_WHAT THIS TASK INVOLVES_
Every entry must be repeated exactly. Exclude all pictures.

** START OF DATA ENTRIES **

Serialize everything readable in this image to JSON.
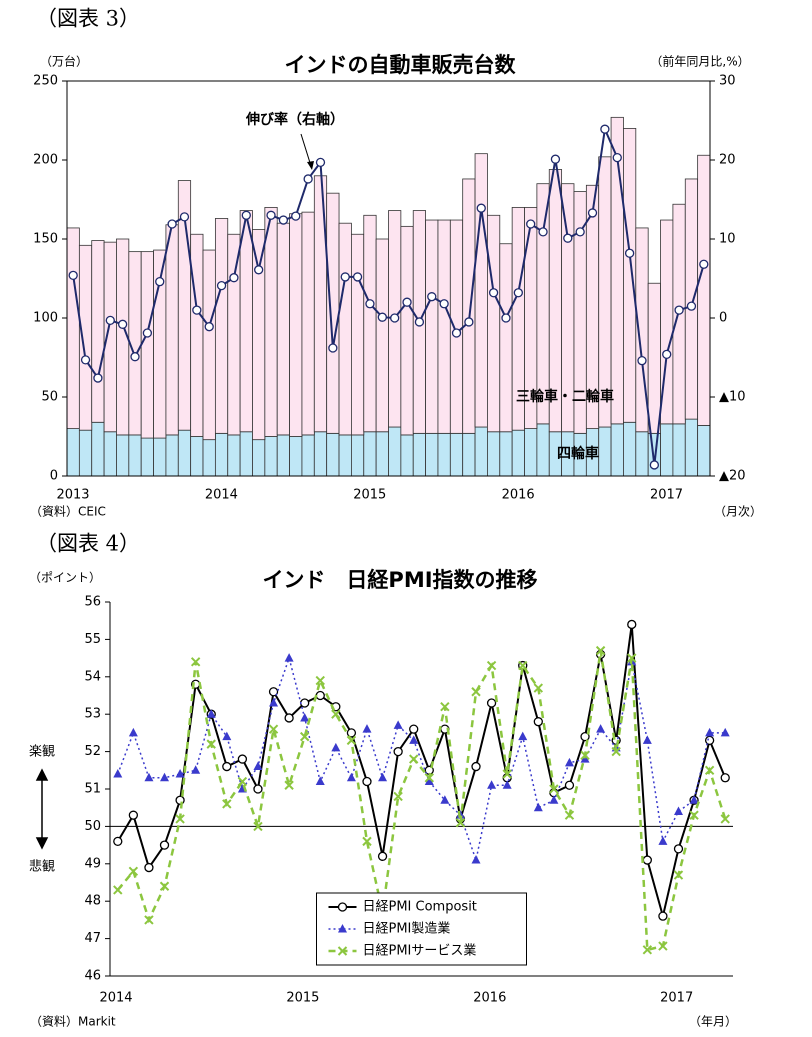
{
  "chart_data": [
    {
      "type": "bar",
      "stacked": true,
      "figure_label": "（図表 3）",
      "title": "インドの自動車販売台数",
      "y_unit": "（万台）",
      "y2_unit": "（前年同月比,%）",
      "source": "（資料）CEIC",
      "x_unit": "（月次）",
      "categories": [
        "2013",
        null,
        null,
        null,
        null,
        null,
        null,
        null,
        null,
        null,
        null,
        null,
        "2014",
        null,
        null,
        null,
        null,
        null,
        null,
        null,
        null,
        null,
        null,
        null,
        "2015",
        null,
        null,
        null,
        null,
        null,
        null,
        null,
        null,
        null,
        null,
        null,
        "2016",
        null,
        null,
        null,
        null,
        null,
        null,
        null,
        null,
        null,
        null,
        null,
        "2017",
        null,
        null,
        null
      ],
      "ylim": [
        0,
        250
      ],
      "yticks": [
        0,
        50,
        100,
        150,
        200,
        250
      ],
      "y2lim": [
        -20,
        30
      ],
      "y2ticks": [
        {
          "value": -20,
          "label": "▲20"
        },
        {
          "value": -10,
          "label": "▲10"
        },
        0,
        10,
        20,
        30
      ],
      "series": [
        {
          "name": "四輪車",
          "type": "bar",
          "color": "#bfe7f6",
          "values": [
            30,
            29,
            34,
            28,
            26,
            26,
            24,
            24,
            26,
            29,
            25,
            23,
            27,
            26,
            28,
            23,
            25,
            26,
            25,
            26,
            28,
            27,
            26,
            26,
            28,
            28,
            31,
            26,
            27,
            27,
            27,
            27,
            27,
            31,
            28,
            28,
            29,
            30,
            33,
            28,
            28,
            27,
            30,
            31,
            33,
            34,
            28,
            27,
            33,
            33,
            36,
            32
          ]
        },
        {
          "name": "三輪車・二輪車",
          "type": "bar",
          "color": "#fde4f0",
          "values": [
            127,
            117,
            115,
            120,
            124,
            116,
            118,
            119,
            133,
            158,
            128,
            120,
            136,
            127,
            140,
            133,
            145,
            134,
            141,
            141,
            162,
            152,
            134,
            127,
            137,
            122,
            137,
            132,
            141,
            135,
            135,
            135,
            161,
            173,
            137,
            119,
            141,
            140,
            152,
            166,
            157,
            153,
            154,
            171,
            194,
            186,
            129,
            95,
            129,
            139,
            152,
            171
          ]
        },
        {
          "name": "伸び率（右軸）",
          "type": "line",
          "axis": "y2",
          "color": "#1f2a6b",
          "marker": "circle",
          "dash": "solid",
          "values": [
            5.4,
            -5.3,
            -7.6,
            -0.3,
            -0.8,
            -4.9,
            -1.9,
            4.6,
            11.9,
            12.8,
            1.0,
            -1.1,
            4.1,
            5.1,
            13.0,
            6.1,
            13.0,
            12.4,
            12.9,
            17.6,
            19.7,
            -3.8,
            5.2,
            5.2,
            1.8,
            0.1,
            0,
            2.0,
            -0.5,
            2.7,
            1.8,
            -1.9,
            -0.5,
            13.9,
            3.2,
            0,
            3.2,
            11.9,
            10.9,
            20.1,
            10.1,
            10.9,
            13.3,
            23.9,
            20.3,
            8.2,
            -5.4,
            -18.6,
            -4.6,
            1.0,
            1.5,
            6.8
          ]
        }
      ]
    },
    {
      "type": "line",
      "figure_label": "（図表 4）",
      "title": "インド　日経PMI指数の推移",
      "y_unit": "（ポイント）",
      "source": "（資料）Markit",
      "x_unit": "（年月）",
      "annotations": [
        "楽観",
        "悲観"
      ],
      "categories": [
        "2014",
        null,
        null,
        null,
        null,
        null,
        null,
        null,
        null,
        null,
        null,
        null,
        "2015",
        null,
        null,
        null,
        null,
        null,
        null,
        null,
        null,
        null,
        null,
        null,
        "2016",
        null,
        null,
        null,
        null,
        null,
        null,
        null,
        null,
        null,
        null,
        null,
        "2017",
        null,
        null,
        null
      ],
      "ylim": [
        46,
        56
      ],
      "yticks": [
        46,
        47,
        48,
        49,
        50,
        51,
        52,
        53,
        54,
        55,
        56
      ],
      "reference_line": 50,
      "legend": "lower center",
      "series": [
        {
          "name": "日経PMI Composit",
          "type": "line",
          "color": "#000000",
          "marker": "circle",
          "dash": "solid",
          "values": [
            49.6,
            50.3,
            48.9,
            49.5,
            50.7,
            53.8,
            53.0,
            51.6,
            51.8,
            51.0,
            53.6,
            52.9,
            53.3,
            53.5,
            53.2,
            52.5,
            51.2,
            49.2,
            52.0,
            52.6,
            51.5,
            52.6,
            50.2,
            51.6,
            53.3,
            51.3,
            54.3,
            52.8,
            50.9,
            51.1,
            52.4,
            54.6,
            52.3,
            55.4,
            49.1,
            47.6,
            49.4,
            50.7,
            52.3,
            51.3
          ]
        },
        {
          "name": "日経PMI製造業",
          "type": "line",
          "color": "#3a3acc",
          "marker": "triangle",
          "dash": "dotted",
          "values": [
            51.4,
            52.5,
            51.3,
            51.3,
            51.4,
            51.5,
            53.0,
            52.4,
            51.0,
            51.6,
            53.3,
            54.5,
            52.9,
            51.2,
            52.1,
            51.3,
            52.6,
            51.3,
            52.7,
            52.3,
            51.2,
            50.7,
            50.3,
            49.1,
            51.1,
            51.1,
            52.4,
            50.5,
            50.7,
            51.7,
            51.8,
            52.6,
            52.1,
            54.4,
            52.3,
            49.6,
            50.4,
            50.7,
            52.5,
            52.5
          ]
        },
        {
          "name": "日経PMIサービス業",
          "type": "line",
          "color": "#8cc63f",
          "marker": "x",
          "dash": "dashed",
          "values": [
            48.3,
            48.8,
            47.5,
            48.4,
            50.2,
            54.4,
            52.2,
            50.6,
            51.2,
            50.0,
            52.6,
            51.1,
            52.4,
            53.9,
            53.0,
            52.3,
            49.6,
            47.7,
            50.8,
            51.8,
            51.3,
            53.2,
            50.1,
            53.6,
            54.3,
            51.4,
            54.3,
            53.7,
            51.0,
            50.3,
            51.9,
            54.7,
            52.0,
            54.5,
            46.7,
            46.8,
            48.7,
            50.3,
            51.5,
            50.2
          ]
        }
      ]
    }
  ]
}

** END OF DATA ENTRIES **

_FINAL RESULT_
Serialize everything readable in this image to JSON.
{
  "chart_data": [
    {
      "type": "bar",
      "stacked": true,
      "figure_label": "（図表 3）",
      "title": "インドの自動車販売台数",
      "y_unit": "（万台）",
      "y2_unit": "（前年同月比,%）",
      "source": "（資料）CEIC",
      "x_unit": "（月次）",
      "categories": [
        "2013",
        null,
        null,
        null,
        null,
        null,
        null,
        null,
        null,
        null,
        null,
        null,
        "2014",
        null,
        null,
        null,
        null,
        null,
        null,
        null,
        null,
        null,
        null,
        null,
        "2015",
        null,
        null,
        null,
        null,
        null,
        null,
        null,
        null,
        null,
        null,
        null,
        "2016",
        null,
        null,
        null,
        null,
        null,
        null,
        null,
        null,
        null,
        null,
        null,
        "2017",
        null,
        null,
        null
      ],
      "ylim": [
        0,
        250
      ],
      "yticks": [
        0,
        50,
        100,
        150,
        200,
        250
      ],
      "y2lim": [
        -20,
        30
      ],
      "y2ticks": [
        {
          "value": -20,
          "label": "▲20"
        },
        {
          "value": -10,
          "label": "▲10"
        },
        0,
        10,
        20,
        30
      ],
      "series": [
        {
          "name": "四輪車",
          "type": "bar",
          "color": "#bfe7f6",
          "values": [
            30,
            29,
            34,
            28,
            26,
            26,
            24,
            24,
            26,
            29,
            25,
            23,
            27,
            26,
            28,
            23,
            25,
            26,
            25,
            26,
            28,
            27,
            26,
            26,
            28,
            28,
            31,
            26,
            27,
            27,
            27,
            27,
            27,
            31,
            28,
            28,
            29,
            30,
            33,
            28,
            28,
            27,
            30,
            31,
            33,
            34,
            28,
            27,
            33,
            33,
            36,
            32
          ]
        },
        {
          "name": "三輪車・二輪車",
          "type": "bar",
          "color": "#fde4f0",
          "values": [
            127,
            117,
            115,
            120,
            124,
            116,
            118,
            119,
            133,
            158,
            128,
            120,
            136,
            127,
            140,
            133,
            145,
            134,
            141,
            141,
            162,
            152,
            134,
            127,
            137,
            122,
            137,
            132,
            141,
            135,
            135,
            135,
            161,
            173,
            137,
            119,
            141,
            140,
            152,
            166,
            157,
            153,
            154,
            171,
            194,
            186,
            129,
            95,
            129,
            139,
            152,
            171
          ]
        },
        {
          "name": "伸び率（右軸）",
          "type": "line",
          "axis": "y2",
          "color": "#1f2a6b",
          "marker": "circle",
          "dash": "solid",
          "values": [
            5.4,
            -5.3,
            -7.6,
            -0.3,
            -0.8,
            -4.9,
            -1.9,
            4.6,
            11.9,
            12.8,
            1.0,
            -1.1,
            4.1,
            5.1,
            13.0,
            6.1,
            13.0,
            12.4,
            12.9,
            17.6,
            19.7,
            -3.8,
            5.2,
            5.2,
            1.8,
            0.1,
            0,
            2.0,
            -0.5,
            2.7,
            1.8,
            -1.9,
            -0.5,
            13.9,
            3.2,
            0,
            3.2,
            11.9,
            10.9,
            20.1,
            10.1,
            10.9,
            13.3,
            23.9,
            20.3,
            8.2,
            -5.4,
            -18.6,
            -4.6,
            1.0,
            1.5,
            6.8
          ]
        }
      ]
    },
    {
      "type": "line",
      "figure_label": "（図表 4）",
      "title": "インド　日経PMI指数の推移",
      "y_unit": "（ポイント）",
      "source": "（資料）Markit",
      "x_unit": "（年月）",
      "annotations": [
        "楽観",
        "悲観"
      ],
      "categories": [
        "2014",
        null,
        null,
        null,
        null,
        null,
        null,
        null,
        null,
        null,
        null,
        null,
        "2015",
        null,
        null,
        null,
        null,
        null,
        null,
        null,
        null,
        null,
        null,
        null,
        "2016",
        null,
        null,
        null,
        null,
        null,
        null,
        null,
        null,
        null,
        null,
        null,
        "2017",
        null,
        null,
        null
      ],
      "ylim": [
        46,
        56
      ],
      "yticks": [
        46,
        47,
        48,
        49,
        50,
        51,
        52,
        53,
        54,
        55,
        56
      ],
      "reference_line": 50,
      "legend": "lower center",
      "series": [
        {
          "name": "日経PMI Composit",
          "type": "line",
          "color": "#000000",
          "marker": "circle",
          "dash": "solid",
          "values": [
            49.6,
            50.3,
            48.9,
            49.5,
            50.7,
            53.8,
            53.0,
            51.6,
            51.8,
            51.0,
            53.6,
            52.9,
            53.3,
            53.5,
            53.2,
            52.5,
            51.2,
            49.2,
            52.0,
            52.6,
            51.5,
            52.6,
            50.2,
            51.6,
            53.3,
            51.3,
            54.3,
            52.8,
            50.9,
            51.1,
            52.4,
            54.6,
            52.3,
            55.4,
            49.1,
            47.6,
            49.4,
            50.7,
            52.3,
            51.3
          ]
        },
        {
          "name": "日経PMI製造業",
          "type": "line",
          "color": "#3a3acc",
          "marker": "triangle",
          "dash": "dotted",
          "values": [
            51.4,
            52.5,
            51.3,
            51.3,
            51.4,
            51.5,
            53.0,
            52.4,
            51.0,
            51.6,
            53.3,
            54.5,
            52.9,
            51.2,
            52.1,
            51.3,
            52.6,
            51.3,
            52.7,
            52.3,
            51.2,
            50.7,
            50.3,
            49.1,
            51.1,
            51.1,
            52.4,
            50.5,
            50.7,
            51.7,
            51.8,
            52.6,
            52.1,
            54.4,
            52.3,
            49.6,
            50.4,
            50.7,
            52.5,
            52.5
          ]
        },
        {
          "name": "日経PMIサービス業",
          "type": "line",
          "color": "#8cc63f",
          "marker": "x",
          "dash": "dashed",
          "values": [
            48.3,
            48.8,
            47.5,
            48.4,
            50.2,
            54.4,
            52.2,
            50.6,
            51.2,
            50.0,
            52.6,
            51.1,
            52.4,
            53.9,
            53.0,
            52.3,
            49.6,
            47.7,
            50.8,
            51.8,
            51.3,
            53.2,
            50.1,
            53.6,
            54.3,
            51.4,
            54.3,
            53.7,
            51.0,
            50.3,
            51.9,
            54.7,
            52.0,
            54.5,
            46.7,
            46.8,
            48.7,
            50.3,
            51.5,
            50.2
          ]
        }
      ]
    }
  ]
}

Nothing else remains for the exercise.